** Фрагмент документа **
⁂

Новости Время чтения: 9 мин

Композитор убежал. Богдан Королёк о Прокофьеве и Пимонове

Фортепианная музыка была для Сергея Прокофьева территорией артистической автономии: здесь от него не требовалось дотягивать до заказанного хронометража, обслуживать литературу, подстраиваться под нужды сцены и исполнителей. Первым и лучшим исполнителем, для которого эта музыка предполагалась, был он сам — за исключением Фортепианного концерта № 4, написанного по заказу однорукого пианиста Пауля Витгенштейна и отвергнутого им.

Пятый фортепианный концерт Прокофьев тоже сочинил как собственный бенефис, цирковой смертельный номер. Оркестр не вступает с пианистом в диалог и не соревнуется с ним, лишь подчеркивает рельеф сольной партии, поэтому использован очень скупой состав: из видовых инструментов имеется только флейта-пикколо, количество ударных сведено до минимума. Главный ударный инструмент, во всех смыслах слова — рояль. Выколачивание клавиатуры в первой части снабжено ремаркой con brio — живо, с блеском. Так Прокофьев и писал музыку на протяжении своей зарубежной карьеры: «кирпичиком по черепу», но с блеском. Таким, надо полагать, он был и в повседневности.

⁂

** Исходные материалы **
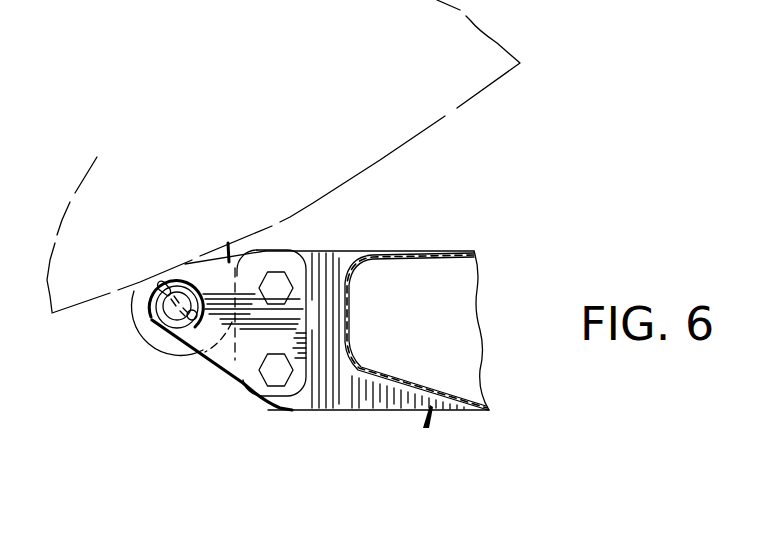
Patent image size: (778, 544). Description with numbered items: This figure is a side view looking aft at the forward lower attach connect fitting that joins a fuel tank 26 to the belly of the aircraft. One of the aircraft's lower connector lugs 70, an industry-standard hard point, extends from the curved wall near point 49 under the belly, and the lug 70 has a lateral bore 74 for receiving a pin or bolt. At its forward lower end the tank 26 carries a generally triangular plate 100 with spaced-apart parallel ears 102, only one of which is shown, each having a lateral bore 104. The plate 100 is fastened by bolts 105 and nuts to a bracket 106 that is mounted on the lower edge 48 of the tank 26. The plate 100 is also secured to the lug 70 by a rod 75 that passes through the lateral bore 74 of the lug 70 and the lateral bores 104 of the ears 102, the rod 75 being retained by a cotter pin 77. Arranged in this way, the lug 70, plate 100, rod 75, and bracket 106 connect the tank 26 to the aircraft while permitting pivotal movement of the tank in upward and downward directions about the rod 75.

⁂

Продолжите статью о фортепианной музыке Прокофьева, начиная сразу после её последнего предложения.

За двадцать с небольшим минут автор-бенефициант демонстрирует все возможности инструмента и свои собственные. Фейерверк не прекращается даже в Larghetto, единственной медленной части из пяти, составляющих концерт. Царит буйная веселость, респектабельному 41-летнему джентльмену не приставшая. От ударов, повторяемых в финале концерта, лица слушателей вспыхивают, будто нахал-композитор отвесил им пощечин.

Впрочем, к этому времени — заканчивался 1932 год — европейские слушатели привыкли к музыкальным эскападам Прокофьева. Ему самому как будто наскучило «устрашать бабушек»: именно после Пятого концерта он сменил манеру письма, сделав ее и мягче, и суровее. Следующая крупная премьера — Второй скрипичный концерт, 1935 год: автора легко узнать по гармонической жесткости языка, моторному и несколько тяжеловесному движению, а также по бесконечному повторению-варьированию одной удачно найденной темы. Ошарашивают не звуковые обвалы, а лаконизм и строгость письма, которые были приняты первыми слушателями за бедность фантазии. Гротеск и эксцентрика ушли в почву и отныне будут питать музыку, не прорастая в прежнем виде. Интонация становится экстравертной, а в качестве главного элемента композиции утверждается мелодия — впервые у Прокофьева столь ясная и протяженная.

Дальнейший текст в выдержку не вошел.